- The input -
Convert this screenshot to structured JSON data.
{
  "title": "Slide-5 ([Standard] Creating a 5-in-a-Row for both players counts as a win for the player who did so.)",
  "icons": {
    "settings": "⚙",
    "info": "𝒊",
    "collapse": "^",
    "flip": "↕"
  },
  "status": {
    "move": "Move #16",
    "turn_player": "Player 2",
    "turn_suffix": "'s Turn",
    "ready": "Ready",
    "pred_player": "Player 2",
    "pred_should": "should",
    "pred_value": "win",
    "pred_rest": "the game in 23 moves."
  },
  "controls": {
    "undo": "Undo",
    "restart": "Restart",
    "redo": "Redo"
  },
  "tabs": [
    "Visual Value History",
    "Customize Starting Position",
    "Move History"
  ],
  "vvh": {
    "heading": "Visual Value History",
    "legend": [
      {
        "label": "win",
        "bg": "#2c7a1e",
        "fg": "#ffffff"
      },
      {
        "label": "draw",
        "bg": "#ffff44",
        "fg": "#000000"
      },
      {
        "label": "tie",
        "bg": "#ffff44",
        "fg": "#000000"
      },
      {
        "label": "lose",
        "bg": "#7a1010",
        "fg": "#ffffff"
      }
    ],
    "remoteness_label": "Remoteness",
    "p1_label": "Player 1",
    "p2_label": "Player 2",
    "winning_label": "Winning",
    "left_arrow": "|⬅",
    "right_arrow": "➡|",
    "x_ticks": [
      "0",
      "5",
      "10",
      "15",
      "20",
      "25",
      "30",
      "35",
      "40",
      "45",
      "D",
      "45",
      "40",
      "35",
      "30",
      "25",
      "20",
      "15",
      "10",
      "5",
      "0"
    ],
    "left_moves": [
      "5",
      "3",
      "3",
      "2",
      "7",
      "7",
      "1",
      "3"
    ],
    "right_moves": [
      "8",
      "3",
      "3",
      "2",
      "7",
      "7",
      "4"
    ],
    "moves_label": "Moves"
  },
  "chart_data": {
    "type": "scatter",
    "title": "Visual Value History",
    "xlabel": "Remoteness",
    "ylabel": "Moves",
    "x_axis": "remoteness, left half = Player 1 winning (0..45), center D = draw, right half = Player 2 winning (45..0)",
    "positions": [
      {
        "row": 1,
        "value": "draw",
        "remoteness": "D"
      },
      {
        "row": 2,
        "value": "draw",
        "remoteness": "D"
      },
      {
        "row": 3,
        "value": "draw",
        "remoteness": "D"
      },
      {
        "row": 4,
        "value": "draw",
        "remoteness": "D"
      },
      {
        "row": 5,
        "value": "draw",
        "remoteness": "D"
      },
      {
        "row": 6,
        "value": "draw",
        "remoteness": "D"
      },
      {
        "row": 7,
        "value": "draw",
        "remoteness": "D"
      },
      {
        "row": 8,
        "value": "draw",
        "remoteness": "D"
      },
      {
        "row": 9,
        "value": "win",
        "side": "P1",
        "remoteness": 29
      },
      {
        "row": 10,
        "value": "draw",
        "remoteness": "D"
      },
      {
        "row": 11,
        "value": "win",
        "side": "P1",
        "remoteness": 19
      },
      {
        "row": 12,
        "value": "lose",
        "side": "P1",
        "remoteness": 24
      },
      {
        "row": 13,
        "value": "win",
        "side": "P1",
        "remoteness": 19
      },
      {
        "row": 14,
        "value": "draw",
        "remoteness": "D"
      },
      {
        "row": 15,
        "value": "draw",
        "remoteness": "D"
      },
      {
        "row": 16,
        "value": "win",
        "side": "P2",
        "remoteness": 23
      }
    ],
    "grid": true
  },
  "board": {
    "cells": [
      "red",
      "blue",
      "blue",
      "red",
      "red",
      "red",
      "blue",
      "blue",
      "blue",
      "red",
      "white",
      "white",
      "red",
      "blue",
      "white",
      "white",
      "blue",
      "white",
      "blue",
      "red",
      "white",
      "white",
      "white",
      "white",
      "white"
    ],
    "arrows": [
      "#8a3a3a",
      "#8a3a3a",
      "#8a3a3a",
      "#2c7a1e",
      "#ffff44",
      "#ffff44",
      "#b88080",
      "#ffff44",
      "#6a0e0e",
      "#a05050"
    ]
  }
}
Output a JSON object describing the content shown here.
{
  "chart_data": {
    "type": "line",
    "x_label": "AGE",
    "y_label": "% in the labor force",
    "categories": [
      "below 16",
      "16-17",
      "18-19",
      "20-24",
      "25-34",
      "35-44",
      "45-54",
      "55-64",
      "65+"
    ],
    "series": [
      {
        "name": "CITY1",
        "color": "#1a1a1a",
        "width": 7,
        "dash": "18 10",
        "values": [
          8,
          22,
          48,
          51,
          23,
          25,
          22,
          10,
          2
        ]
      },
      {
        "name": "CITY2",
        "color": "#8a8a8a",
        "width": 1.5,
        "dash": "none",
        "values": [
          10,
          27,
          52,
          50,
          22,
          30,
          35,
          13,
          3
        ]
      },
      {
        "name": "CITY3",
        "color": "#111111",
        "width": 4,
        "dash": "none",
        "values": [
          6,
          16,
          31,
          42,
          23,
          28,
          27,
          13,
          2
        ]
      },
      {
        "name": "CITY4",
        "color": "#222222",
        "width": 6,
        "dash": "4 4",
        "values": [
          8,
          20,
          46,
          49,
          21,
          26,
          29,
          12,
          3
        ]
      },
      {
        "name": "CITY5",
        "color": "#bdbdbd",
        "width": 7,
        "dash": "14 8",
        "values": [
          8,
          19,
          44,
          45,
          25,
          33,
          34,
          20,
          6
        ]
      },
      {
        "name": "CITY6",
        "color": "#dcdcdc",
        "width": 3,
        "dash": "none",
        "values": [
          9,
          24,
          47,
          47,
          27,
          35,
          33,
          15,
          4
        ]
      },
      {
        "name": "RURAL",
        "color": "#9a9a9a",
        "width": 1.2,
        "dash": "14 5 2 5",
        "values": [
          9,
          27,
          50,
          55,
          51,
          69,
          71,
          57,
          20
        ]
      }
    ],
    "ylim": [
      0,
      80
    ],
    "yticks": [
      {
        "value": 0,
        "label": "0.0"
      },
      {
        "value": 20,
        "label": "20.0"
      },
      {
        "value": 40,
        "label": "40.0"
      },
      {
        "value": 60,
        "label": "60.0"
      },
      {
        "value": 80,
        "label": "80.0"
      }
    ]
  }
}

- Direction -
Repeat the records above exactly as they appear.

- Response -
Convert this screenshot to structured JSON data.
{
  "title": "Slide-5 ([Standard] Creating a 5-in-a-Row for both players counts as a win for the player who did so.)",
  "icons": {
    "settings": "⚙",
    "info": "𝒊",
    "collapse": "^",
    "flip": "↕"
  },
  "status": {
    "move": "Move #16",
    "turn_player": "Player 2",
    "turn_suffix": "'s Turn",
    "ready": "Ready",
    "pred_player": "Player 2",
    "pred_should": "should",
    "pred_value": "win",
    "pred_rest": "the game in 23 moves."
  },
  "controls": {
    "undo": "Undo",
    "restart": "Restart",
    "redo": "Redo"
  },
  "tabs": [
    "Visual Value History",
    "Customize Starting Position",
    "Move History"
  ],
  "vvh": {
    "heading": "Visual Value History",
    "legend": [
      {
        "label": "win",
        "bg": "#2c7a1e",
        "fg": "#ffffff"
      },
      {
        "label": "draw",
        "bg": "#ffff44",
        "fg": "#000000"
      },
      {
        "label": "tie",
        "bg": "#ffff44",
        "fg": "#000000"
      },
      {
        "label": "lose",
        "bg": "#7a1010",
        "fg": "#ffffff"
      }
    ],
    "remoteness_label": "Remoteness",
    "p1_label": "Player 1",
    "p2_label": "Player 2",
    "winning_label": "Winning",
    "left_arrow": "|⬅",
    "right_arrow": "➡|",
    "x_ticks": [
      "0",
      "5",
      "10",
      "15",
      "20",
      "25",
      "30",
      "35",
      "40",
      "45",
      "D",
      "45",
      "40",
      "35",
      "30",
      "25",
      "20",
      "15",
      "10",
      "5",
      "0"
    ],
    "left_moves": [
      "5",
      "3",
      "3",
      "2",
      "7",
      "7",
      "1",
      "3"
    ],
    "right_moves": [
      "8",
      "3",
      "3",
      "2",
      "7",
      "7",
      "4"
    ],
    "moves_label": "Moves"
  },
  "chart_data": {
    "type": "scatter",
    "title": "Visual Value History",
    "xlabel": "Remoteness",
    "ylabel": "Moves",
    "x_axis": "remoteness, left half = Player 1 winning (0..45), center D = draw, right half = Player 2 winning (45..0)",
    "positions": [
      {
        "row": 1,
        "value": "draw",
        "remoteness": "D"
      },
      {
        "row": 2,
        "value": "draw",
        "remoteness": "D"
      },
      {
        "row": 3,
        "value": "draw",
        "remoteness": "D"
      },
      {
        "row": 4,
        "value": "draw",
        "remoteness": "D"
      },
      {
        "row": 5,
        "value": "draw",
        "remoteness": "D"
      },
      {
        "row": 6,
        "value": "draw",
        "remoteness": "D"
      },
      {
        "row": 7,
        "value": "draw",
        "remoteness": "D"
      },
      {
        "row": 8,
        "value": "draw",
        "remoteness": "D"
      },
      {
        "row": 9,
        "value": "win",
        "side": "P1",
        "remoteness": 29
      },
      {
        "row": 10,
        "value": "draw",
        "remoteness": "D"
      },
      {
        "row": 11,
        "value": "win",
        "side": "P1",
        "remoteness": 19
      },
      {
        "row": 12,
        "value": "lose",
        "side": "P1",
        "remoteness": 24
      },
      {
        "row": 13,
        "value": "win",
        "side": "P1",
        "remoteness": 19
      },
      {
        "row": 14,
        "value": "draw",
        "remoteness": "D"
      },
      {
        "row": 15,
        "value": "draw",
        "remoteness": "D"
      },
      {
        "row": 16,
        "value": "win",
        "side": "P2",
        "remoteness": 23
      }
    ],
    "grid": true
  },
  "board": {
    "cells": [
      "red",
      "blue",
      "blue",
      "red",
      "red",
      "red",
      "blue",
      "blue",
      "blue",
      "red",
      "white",
      "white",
      "red",
      "blue",
      "white",
      "white",
      "blue",
      "white",
      "blue",
      "red",
      "white",
      "white",
      "white",
      "white",
      "white"
    ],
    "arrows": [
      "#8a3a3a",
      "#8a3a3a",
      "#8a3a3a",
      "#2c7a1e",
      "#ffff44",
      "#ffff44",
      "#b88080",
      "#ffff44",
      "#6a0e0e",
      "#a05050"
    ]
  }
}
Output a JSON object describing the content shown here.
{
  "chart_data": {
    "type": "line",
    "x_label": "AGE",
    "y_label": "% in the labor force",
    "categories": [
      "below 16",
      "16-17",
      "18-19",
      "20-24",
      "25-34",
      "35-44",
      "45-54",
      "55-64",
      "65+"
    ],
    "series": [
      {
        "name": "CITY1",
        "color": "#1a1a1a",
        "width": 7,
        "dash": "18 10",
        "values": [
          8,
          22,
          48,
          51,
          23,
          25,
          22,
          10,
          2
        ]
      },
      {
        "name": "CITY2",
        "color": "#8a8a8a",
        "width": 1.5,
        "dash": "none",
        "values": [
          10,
          27,
          52,
          50,
          22,
          30,
          35,
          13,
          3
        ]
      },
      {
        "name": "CITY3",
        "color": "#111111",
        "width": 4,
        "dash": "none",
        "values": [
          6,
          16,
          31,
          42,
          23,
          28,
          27,
          13,
          2
        ]
      },
      {
        "name": "CITY4",
        "color": "#222222",
        "width": 6,
        "dash": "4 4",
        "values": [
          8,
          20,
          46,
          49,
          21,
          26,
          29,
          12,
          3
        ]
      },
      {
        "name": "CITY5",
        "color": "#bdbdbd",
        "width": 7,
        "dash": "14 8",
        "values": [
          8,
          19,
          44,
          45,
          25,
          33,
          34,
          20,
          6
        ]
      },
      {
        "name": "CITY6",
        "color": "#dcdcdc",
        "width": 3,
        "dash": "none",
        "values": [
          9,
          24,
          47,
          47,
          27,
          35,
          33,
          15,
          4
        ]
      },
      {
        "name": "RURAL",
        "color": "#9a9a9a",
        "width": 1.2,
        "dash": "14 5 2 5",
        "values": [
          9,
          27,
          50,
          55,
          51,
          69,
          71,
          57,
          20
        ]
      }
    ],
    "ylim": [
      0,
      80
    ],
    "yticks": [
      {
        "value": 0,
        "label": "0.0"
      },
      {
        "value": 20,
        "label": "20.0"
      },
      {
        "value": 40,
        "label": "40.0"
      },
      {
        "value": 60,
        "label": "60.0"
      },
      {
        "value": 80,
        "label": "80.0"
      }
    ]
  }
}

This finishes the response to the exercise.